%%

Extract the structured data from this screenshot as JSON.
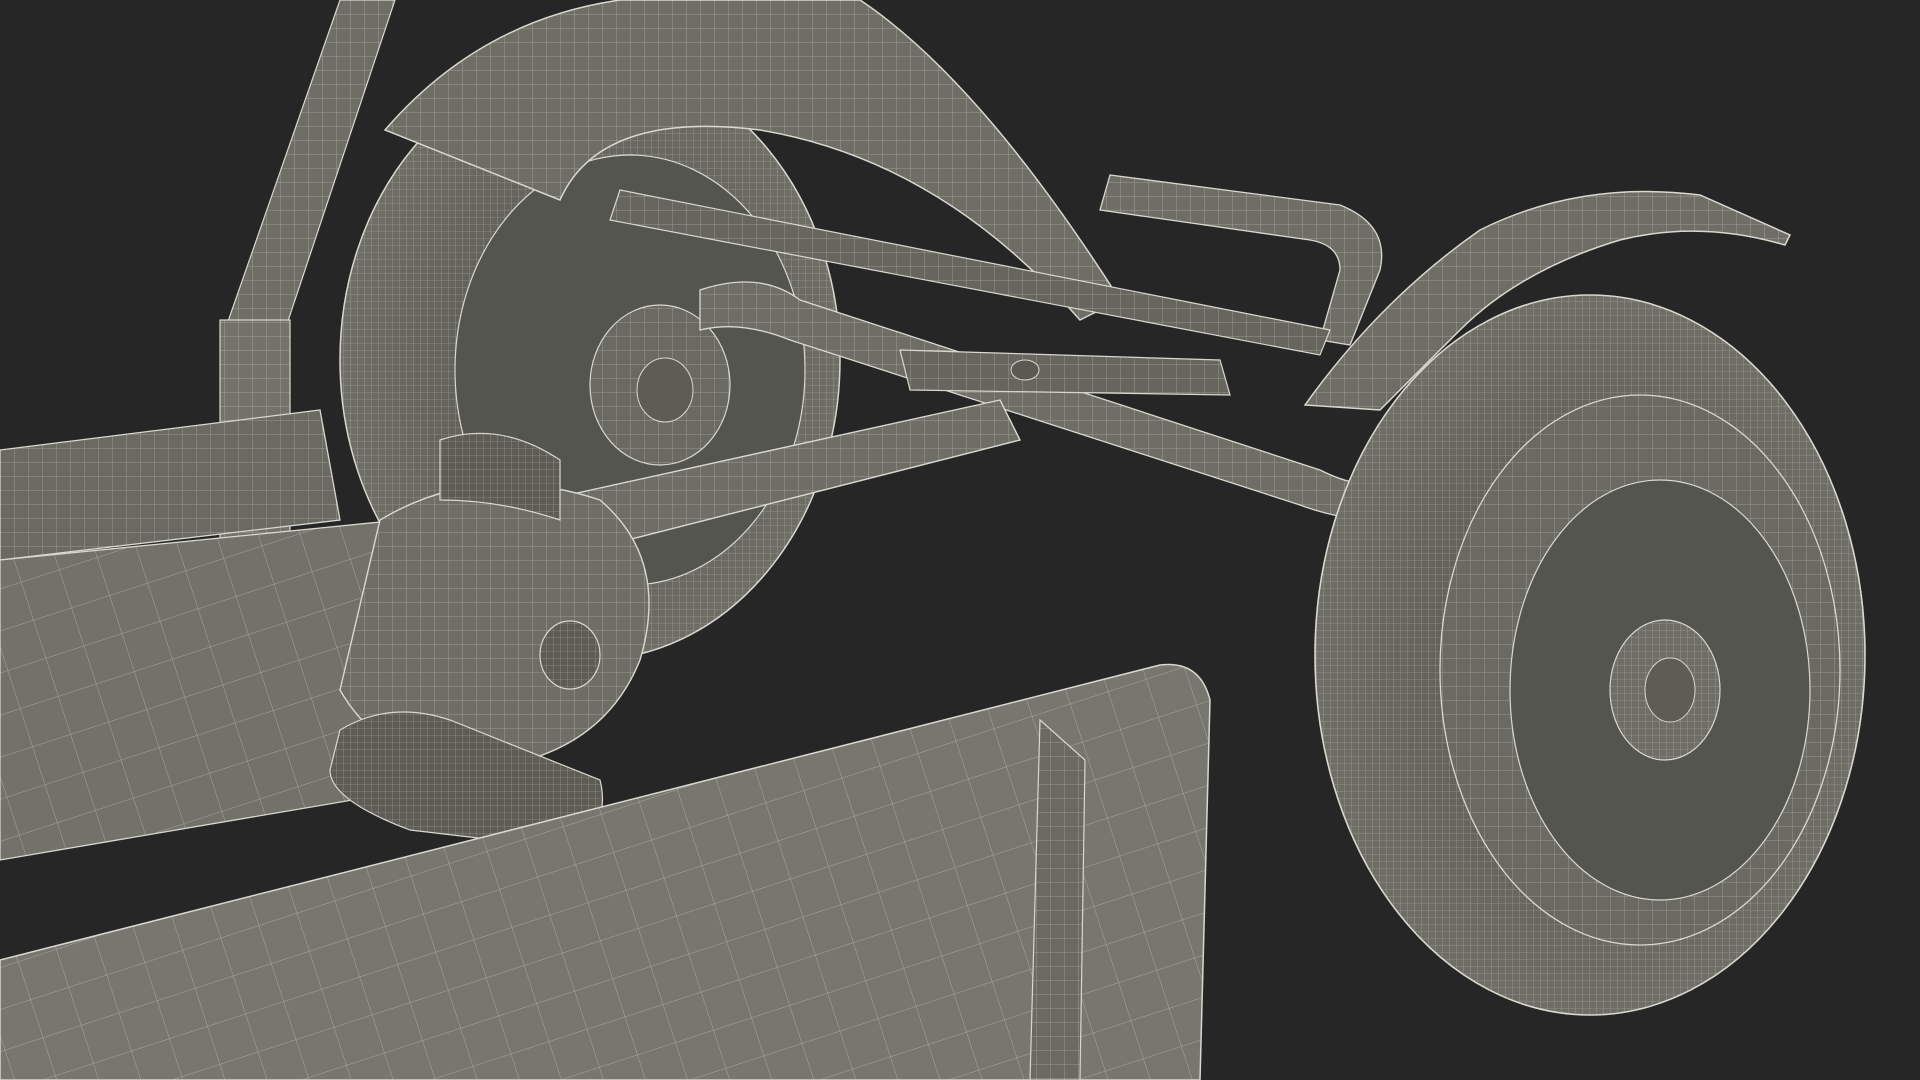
{
  "scene": {
    "subject": "wireframe-3d-render",
    "background_color": "#262626",
    "surface_color": "#6e6e66",
    "surface_shadow_color": "#4a4a44",
    "surface_light_color": "#85857c",
    "wire_color": "#d8d8cf",
    "icons": [
      "wheel-icon",
      "fender-icon",
      "pedal-icon",
      "frame-tube-icon"
    ]
  }
}
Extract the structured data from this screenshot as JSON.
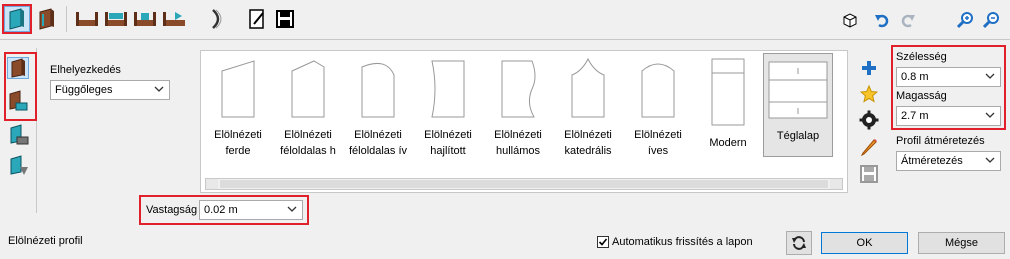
{
  "toolbar": {
    "icons": [
      "panel-icon",
      "panel-alt-icon",
      "shelf-icon",
      "shelf-2-icon",
      "shelf-3-icon",
      "shelf-4-icon",
      "curve-icon",
      "edit-icon",
      "save-icon",
      "box-3d-icon",
      "undo-icon",
      "redo-icon",
      "zoom-in-icon",
      "zoom-out-icon"
    ]
  },
  "placement": {
    "label": "Elhelyezkedés",
    "value": "Függőleges"
  },
  "profiles": [
    {
      "line1": "Elölnézeti",
      "line2": "ferde"
    },
    {
      "line1": "Elölnézeti",
      "line2": "féloldalas h"
    },
    {
      "line1": "Elölnézeti",
      "line2": "féloldalas ív"
    },
    {
      "line1": "Elölnézeti",
      "line2": "hajlított"
    },
    {
      "line1": "Elölnézeti",
      "line2": "hullámos"
    },
    {
      "line1": "Elölnézeti",
      "line2": "katedrális"
    },
    {
      "line1": "Elölnézeti",
      "line2": "íves"
    },
    {
      "line1": "Modern",
      "line2": ""
    },
    {
      "line1": "Téglalap",
      "line2": ""
    }
  ],
  "selected_profile": "Téglalap",
  "thickness": {
    "label": "Vastagság",
    "value": "0.02 m"
  },
  "width": {
    "label": "Szélesség",
    "value": "0.8 m"
  },
  "height": {
    "label": "Magasság",
    "value": "2.7 m"
  },
  "profile_resize": {
    "label": "Profil átméretezés",
    "value": "Átméretezés"
  },
  "footer": {
    "section_label": "Elölnézeti profil",
    "auto_refresh_label": "Automatikus frissítés a lapon",
    "auto_refresh_checked": true,
    "ok_label": "OK",
    "cancel_label": "Mégse"
  },
  "colors": {
    "highlight": "#e0202a",
    "accent_teal": "#2aa7b8",
    "wood": "#8a4b2a",
    "blue": "#1f6fc5"
  }
}
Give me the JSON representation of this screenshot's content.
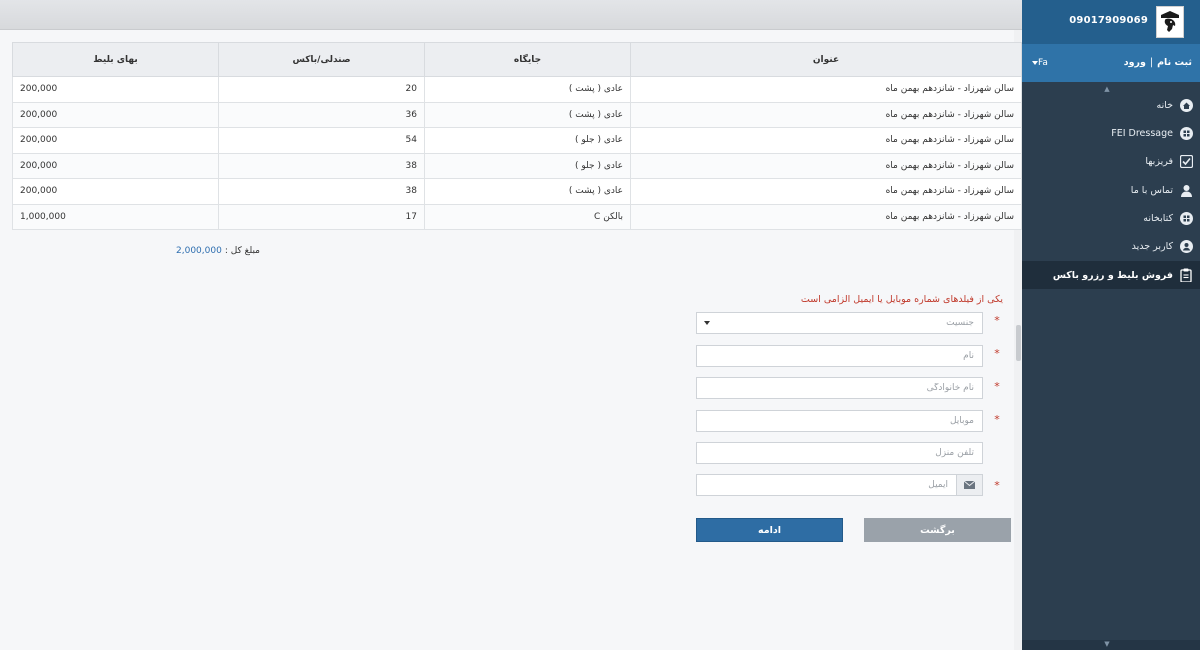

%%

**TASK DIRECTIONS:** Search the entries for the word "Téglalap" and pick out every line that holds it.

**PROBLEM SOLUTION:**
      "line1": "Téglalap",
  "selected_profile": "Téglalap",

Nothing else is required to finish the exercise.